_WHAT YOU ARE ASKED TO DO_
What follows is a listing; give it again exactly, in its entirety.

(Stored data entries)

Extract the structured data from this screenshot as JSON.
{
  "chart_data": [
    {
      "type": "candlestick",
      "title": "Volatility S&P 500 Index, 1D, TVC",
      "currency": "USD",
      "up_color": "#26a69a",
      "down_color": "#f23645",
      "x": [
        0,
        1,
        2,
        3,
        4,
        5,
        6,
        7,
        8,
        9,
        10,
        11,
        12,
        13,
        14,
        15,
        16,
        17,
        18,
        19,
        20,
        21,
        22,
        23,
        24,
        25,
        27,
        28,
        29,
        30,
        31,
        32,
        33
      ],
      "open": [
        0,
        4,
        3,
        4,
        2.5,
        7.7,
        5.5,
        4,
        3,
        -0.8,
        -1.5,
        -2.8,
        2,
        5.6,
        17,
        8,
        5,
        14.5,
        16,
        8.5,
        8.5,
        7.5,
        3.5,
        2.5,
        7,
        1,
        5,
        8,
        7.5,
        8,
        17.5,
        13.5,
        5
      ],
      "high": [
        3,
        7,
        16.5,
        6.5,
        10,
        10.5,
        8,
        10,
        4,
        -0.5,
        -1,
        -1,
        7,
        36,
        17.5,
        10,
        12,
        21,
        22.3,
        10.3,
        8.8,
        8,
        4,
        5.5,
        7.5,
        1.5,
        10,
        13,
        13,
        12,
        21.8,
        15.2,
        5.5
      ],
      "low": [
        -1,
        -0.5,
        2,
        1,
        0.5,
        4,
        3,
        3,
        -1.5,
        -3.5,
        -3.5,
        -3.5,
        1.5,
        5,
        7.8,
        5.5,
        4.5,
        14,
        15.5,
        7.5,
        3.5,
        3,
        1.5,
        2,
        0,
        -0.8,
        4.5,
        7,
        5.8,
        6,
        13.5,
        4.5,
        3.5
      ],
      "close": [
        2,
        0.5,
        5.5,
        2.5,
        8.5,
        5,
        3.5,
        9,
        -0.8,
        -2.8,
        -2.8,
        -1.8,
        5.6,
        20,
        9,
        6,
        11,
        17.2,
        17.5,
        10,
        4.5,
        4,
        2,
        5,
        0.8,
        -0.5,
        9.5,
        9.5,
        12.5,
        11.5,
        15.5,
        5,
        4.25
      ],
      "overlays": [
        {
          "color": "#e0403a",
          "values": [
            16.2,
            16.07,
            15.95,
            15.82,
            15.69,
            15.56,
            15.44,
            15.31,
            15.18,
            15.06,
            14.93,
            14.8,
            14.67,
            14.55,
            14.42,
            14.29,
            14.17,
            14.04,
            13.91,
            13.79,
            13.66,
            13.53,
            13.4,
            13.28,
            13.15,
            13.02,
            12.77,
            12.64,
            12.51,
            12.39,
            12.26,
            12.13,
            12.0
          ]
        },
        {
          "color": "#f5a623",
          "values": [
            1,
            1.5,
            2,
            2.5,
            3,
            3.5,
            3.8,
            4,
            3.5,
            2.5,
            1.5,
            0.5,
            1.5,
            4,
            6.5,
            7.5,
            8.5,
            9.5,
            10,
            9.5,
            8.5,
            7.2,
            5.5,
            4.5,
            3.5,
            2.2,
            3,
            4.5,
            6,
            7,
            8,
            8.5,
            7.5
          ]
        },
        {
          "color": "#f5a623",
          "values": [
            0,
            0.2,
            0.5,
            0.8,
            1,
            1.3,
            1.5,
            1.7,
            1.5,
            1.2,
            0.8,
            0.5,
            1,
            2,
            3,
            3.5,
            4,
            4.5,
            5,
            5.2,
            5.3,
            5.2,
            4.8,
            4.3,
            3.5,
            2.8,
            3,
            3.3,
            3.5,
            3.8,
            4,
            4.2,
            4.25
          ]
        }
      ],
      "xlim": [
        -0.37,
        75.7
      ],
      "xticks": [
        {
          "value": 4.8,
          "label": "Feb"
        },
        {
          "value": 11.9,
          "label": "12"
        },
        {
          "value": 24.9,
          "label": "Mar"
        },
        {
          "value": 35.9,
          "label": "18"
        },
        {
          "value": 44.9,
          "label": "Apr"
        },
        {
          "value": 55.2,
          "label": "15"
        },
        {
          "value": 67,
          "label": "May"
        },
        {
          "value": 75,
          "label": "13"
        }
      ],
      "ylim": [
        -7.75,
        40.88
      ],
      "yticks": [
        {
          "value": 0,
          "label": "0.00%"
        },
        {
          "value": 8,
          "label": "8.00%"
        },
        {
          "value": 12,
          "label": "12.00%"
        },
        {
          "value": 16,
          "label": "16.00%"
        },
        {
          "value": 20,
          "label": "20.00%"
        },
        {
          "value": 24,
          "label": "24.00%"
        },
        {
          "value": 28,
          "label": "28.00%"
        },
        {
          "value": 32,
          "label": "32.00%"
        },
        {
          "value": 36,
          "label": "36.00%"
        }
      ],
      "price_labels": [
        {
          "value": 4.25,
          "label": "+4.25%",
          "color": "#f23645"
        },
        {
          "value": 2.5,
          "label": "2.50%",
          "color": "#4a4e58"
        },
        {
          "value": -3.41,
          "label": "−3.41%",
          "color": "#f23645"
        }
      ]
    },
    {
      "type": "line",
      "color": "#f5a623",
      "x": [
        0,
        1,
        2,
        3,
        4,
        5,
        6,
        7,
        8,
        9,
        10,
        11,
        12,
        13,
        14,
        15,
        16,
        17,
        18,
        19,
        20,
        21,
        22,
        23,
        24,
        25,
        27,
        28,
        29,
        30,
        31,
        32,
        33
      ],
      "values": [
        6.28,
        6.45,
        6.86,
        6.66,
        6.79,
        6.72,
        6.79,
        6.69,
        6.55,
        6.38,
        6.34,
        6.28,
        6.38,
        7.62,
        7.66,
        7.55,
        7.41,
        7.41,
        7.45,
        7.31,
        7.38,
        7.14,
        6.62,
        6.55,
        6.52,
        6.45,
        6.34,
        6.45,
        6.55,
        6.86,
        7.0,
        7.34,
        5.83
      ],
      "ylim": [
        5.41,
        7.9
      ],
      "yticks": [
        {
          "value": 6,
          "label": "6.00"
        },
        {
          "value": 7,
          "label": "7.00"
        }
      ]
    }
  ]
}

_TASK RESULT_
Extract the structured data from this screenshot as JSON.
{
  "chart_data": [
    {
      "type": "candlestick",
      "title": "Volatility S&P 500 Index, 1D, TVC",
      "currency": "USD",
      "up_color": "#26a69a",
      "down_color": "#f23645",
      "x": [
        0,
        1,
        2,
        3,
        4,
        5,
        6,
        7,
        8,
        9,
        10,
        11,
        12,
        13,
        14,
        15,
        16,
        17,
        18,
        19,
        20,
        21,
        22,
        23,
        24,
        25,
        27,
        28,
        29,
        30,
        31,
        32,
        33
      ],
      "open": [
        0,
        4,
        3,
        4,
        2.5,
        7.7,
        5.5,
        4,
        3,
        -0.8,
        -1.5,
        -2.8,
        2,
        5.6,
        17,
        8,
        5,
        14.5,
        16,
        8.5,
        8.5,
        7.5,
        3.5,
        2.5,
        7,
        1,
        5,
        8,
        7.5,
        8,
        17.5,
        13.5,
        5
      ],
      "high": [
        3,
        7,
        16.5,
        6.5,
        10,
        10.5,
        8,
        10,
        4,
        -0.5,
        -1,
        -1,
        7,
        36,
        17.5,
        10,
        12,
        21,
        22.3,
        10.3,
        8.8,
        8,
        4,
        5.5,
        7.5,
        1.5,
        10,
        13,
        13,
        12,
        21.8,
        15.2,
        5.5
      ],
      "low": [
        -1,
        -0.5,
        2,
        1,
        0.5,
        4,
        3,
        3,
        -1.5,
        -3.5,
        -3.5,
        -3.5,
        1.5,
        5,
        7.8,
        5.5,
        4.5,
        14,
        15.5,
        7.5,
        3.5,
        3,
        1.5,
        2,
        0,
        -0.8,
        4.5,
        7,
        5.8,
        6,
        13.5,
        4.5,
        3.5
      ],
      "close": [
        2,
        0.5,
        5.5,
        2.5,
        8.5,
        5,
        3.5,
        9,
        -0.8,
        -2.8,
        -2.8,
        -1.8,
        5.6,
        20,
        9,
        6,
        11,
        17.2,
        17.5,
        10,
        4.5,
        4,
        2,
        5,
        0.8,
        -0.5,
        9.5,
        9.5,
        12.5,
        11.5,
        15.5,
        5,
        4.25
      ],
      "overlays": [
        {
          "color": "#e0403a",
          "values": [
            16.2,
            16.07,
            15.95,
            15.82,
            15.69,
            15.56,
            15.44,
            15.31,
            15.18,
            15.06,
            14.93,
            14.8,
            14.67,
            14.55,
            14.42,
            14.29,
            14.17,
            14.04,
            13.91,
            13.79,
            13.66,
            13.53,
            13.4,
            13.28,
            13.15,
            13.02,
            12.77,
            12.64,
            12.51,
            12.39,
            12.26,
            12.13,
            12.0
          ]
        },
        {
          "color": "#f5a623",
          "values": [
            1,
            1.5,
            2,
            2.5,
            3,
            3.5,
            3.8,
            4,
            3.5,
            2.5,
            1.5,
            0.5,
            1.5,
            4,
            6.5,
            7.5,
            8.5,
            9.5,
            10,
            9.5,
            8.5,
            7.2,
            5.5,
            4.5,
            3.5,
            2.2,
            3,
            4.5,
            6,
            7,
            8,
            8.5,
            7.5
          ]
        },
        {
          "color": "#f5a623",
          "values": [
            0,
            0.2,
            0.5,
            0.8,
            1,
            1.3,
            1.5,
            1.7,
            1.5,
            1.2,
            0.8,
            0.5,
            1,
            2,
            3,
            3.5,
            4,
            4.5,
            5,
            5.2,
            5.3,
            5.2,
            4.8,
            4.3,
            3.5,
            2.8,
            3,
            3.3,
            3.5,
            3.8,
            4,
            4.2,
            4.25
          ]
        }
      ],
      "xlim": [
        -0.37,
        75.7
      ],
      "xticks": [
        {
          "value": 4.8,
          "label": "Feb"
        },
        {
          "value": 11.9,
          "label": "12"
        },
        {
          "value": 24.9,
          "label": "Mar"
        },
        {
          "value": 35.9,
          "label": "18"
        },
        {
          "value": 44.9,
          "label": "Apr"
        },
        {
          "value": 55.2,
          "label": "15"
        },
        {
          "value": 67,
          "label": "May"
        },
        {
          "value": 75,
          "label": "13"
        }
      ],
      "ylim": [
        -7.75,
        40.88
      ],
      "yticks": [
        {
          "value": 0,
          "label": "0.00%"
        },
        {
          "value": 8,
          "label": "8.00%"
        },
        {
          "value": 12,
          "label": "12.00%"
        },
        {
          "value": 16,
          "label": "16.00%"
        },
        {
          "value": 20,
          "label": "20.00%"
        },
        {
          "value": 24,
          "label": "24.00%"
        },
        {
          "value": 28,
          "label": "28.00%"
        },
        {
          "value": 32,
          "label": "32.00%"
        },
        {
          "value": 36,
          "label": "36.00%"
        }
      ],
      "price_labels": [
        {
          "value": 4.25,
          "label": "+4.25%",
          "color": "#f23645"
        },
        {
          "value": 2.5,
          "label": "2.50%",
          "color": "#4a4e58"
        },
        {
          "value": -3.41,
          "label": "−3.41%",
          "color": "#f23645"
        }
      ]
    },
    {
      "type": "line",
      "color": "#f5a623",
      "x": [
        0,
        1,
        2,
        3,
        4,
        5,
        6,
        7,
        8,
        9,
        10,
        11,
        12,
        13,
        14,
        15,
        16,
        17,
        18,
        19,
        20,
        21,
        22,
        23,
        24,
        25,
        27,
        28,
        29,
        30,
        31,
        32,
        33
      ],
      "values": [
        6.28,
        6.45,
        6.86,
        6.66,
        6.79,
        6.72,
        6.79,
        6.69,
        6.55,
        6.38,
        6.34,
        6.28,
        6.38,
        7.62,
        7.66,
        7.55,
        7.41,
        7.41,
        7.45,
        7.31,
        7.38,
        7.14,
        6.62,
        6.55,
        6.52,
        6.45,
        6.34,
        6.45,
        6.55,
        6.86,
        7.0,
        7.34,
        5.83
      ],
      "ylim": [
        5.41,
        7.9
      ],
      "yticks": [
        {
          "value": 6,
          "label": "6.00"
        },
        {
          "value": 7,
          "label": "7.00"
        }
      ]
    }
  ]
}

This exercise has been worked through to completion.